Take down each entry exactly as written.

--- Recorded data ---
################

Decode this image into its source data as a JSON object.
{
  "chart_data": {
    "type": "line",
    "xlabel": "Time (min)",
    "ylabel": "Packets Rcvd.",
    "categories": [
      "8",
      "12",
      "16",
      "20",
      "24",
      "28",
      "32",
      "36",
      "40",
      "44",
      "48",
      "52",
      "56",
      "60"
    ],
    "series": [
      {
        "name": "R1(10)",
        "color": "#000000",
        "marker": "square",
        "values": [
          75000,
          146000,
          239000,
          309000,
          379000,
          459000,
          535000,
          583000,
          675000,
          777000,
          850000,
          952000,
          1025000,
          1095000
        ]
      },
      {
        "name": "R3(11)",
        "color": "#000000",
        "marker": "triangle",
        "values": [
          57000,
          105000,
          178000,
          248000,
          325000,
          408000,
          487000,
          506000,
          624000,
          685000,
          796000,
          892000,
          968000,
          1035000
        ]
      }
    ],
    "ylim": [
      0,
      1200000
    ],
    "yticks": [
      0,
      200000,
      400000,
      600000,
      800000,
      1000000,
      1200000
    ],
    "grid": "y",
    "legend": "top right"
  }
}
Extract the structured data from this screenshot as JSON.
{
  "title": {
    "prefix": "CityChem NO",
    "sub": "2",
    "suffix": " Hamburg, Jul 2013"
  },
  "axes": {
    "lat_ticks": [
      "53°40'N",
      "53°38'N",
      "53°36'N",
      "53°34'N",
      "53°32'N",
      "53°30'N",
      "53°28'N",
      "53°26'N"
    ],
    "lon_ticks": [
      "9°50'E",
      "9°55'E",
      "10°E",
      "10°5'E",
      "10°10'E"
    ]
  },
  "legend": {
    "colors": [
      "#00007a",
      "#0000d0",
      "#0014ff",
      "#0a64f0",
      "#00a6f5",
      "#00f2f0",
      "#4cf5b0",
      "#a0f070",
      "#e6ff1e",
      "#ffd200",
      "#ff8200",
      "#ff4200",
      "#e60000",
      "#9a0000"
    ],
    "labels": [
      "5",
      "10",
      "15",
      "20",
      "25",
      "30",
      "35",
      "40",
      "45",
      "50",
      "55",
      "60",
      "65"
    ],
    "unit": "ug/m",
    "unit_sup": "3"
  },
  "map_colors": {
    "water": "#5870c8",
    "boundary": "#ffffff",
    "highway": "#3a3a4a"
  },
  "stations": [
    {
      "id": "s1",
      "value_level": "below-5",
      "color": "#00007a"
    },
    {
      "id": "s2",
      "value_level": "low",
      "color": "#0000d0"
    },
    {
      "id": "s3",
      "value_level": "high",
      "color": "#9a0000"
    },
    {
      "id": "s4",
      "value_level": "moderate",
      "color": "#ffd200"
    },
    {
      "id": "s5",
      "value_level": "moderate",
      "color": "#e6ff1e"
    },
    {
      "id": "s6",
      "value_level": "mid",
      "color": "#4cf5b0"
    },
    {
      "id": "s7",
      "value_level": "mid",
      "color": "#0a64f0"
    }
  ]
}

################

--- RESPONSE BELOW ---
Decode this image into its source data as a JSON object.
{
  "chart_data": {
    "type": "line",
    "xlabel": "Time (min)",
    "ylabel": "Packets Rcvd.",
    "categories": [
      "8",
      "12",
      "16",
      "20",
      "24",
      "28",
      "32",
      "36",
      "40",
      "44",
      "48",
      "52",
      "56",
      "60"
    ],
    "series": [
      {
        "name": "R1(10)",
        "color": "#000000",
        "marker": "square",
        "values": [
          75000,
          146000,
          239000,
          309000,
          379000,
          459000,
          535000,
          583000,
          675000,
          777000,
          850000,
          952000,
          1025000,
          1095000
        ]
      },
      {
        "name": "R3(11)",
        "color": "#000000",
        "marker": "triangle",
        "values": [
          57000,
          105000,
          178000,
          248000,
          325000,
          408000,
          487000,
          506000,
          624000,
          685000,
          796000,
          892000,
          968000,
          1035000
        ]
      }
    ],
    "ylim": [
      0,
      1200000
    ],
    "yticks": [
      0,
      200000,
      400000,
      600000,
      800000,
      1000000,
      1200000
    ],
    "grid": "y",
    "legend": "top right"
  }
}
Extract the structured data from this screenshot as JSON.
{
  "title": {
    "prefix": "CityChem NO",
    "sub": "2",
    "suffix": " Hamburg, Jul 2013"
  },
  "axes": {
    "lat_ticks": [
      "53°40'N",
      "53°38'N",
      "53°36'N",
      "53°34'N",
      "53°32'N",
      "53°30'N",
      "53°28'N",
      "53°26'N"
    ],
    "lon_ticks": [
      "9°50'E",
      "9°55'E",
      "10°E",
      "10°5'E",
      "10°10'E"
    ]
  },
  "legend": {
    "colors": [
      "#00007a",
      "#0000d0",
      "#0014ff",
      "#0a64f0",
      "#00a6f5",
      "#00f2f0",
      "#4cf5b0",
      "#a0f070",
      "#e6ff1e",
      "#ffd200",
      "#ff8200",
      "#ff4200",
      "#e60000",
      "#9a0000"
    ],
    "labels": [
      "5",
      "10",
      "15",
      "20",
      "25",
      "30",
      "35",
      "40",
      "45",
      "50",
      "55",
      "60",
      "65"
    ],
    "unit": "ug/m",
    "unit_sup": "3"
  },
  "map_colors": {
    "water": "#5870c8",
    "boundary": "#ffffff",
    "highway": "#3a3a4a"
  },
  "stations": [
    {
      "id": "s1",
      "value_level": "below-5",
      "color": "#00007a"
    },
    {
      "id": "s2",
      "value_level": "low",
      "color": "#0000d0"
    },
    {
      "id": "s3",
      "value_level": "high",
      "color": "#9a0000"
    },
    {
      "id": "s4",
      "value_level": "moderate",
      "color": "#ffd200"
    },
    {
      "id": "s5",
      "value_level": "moderate",
      "color": "#e6ff1e"
    },
    {
      "id": "s6",
      "value_level": "mid",
      "color": "#4cf5b0"
    },
    {
      "id": "s7",
      "value_level": "mid",
      "color": "#0a64f0"
    }
  ]
}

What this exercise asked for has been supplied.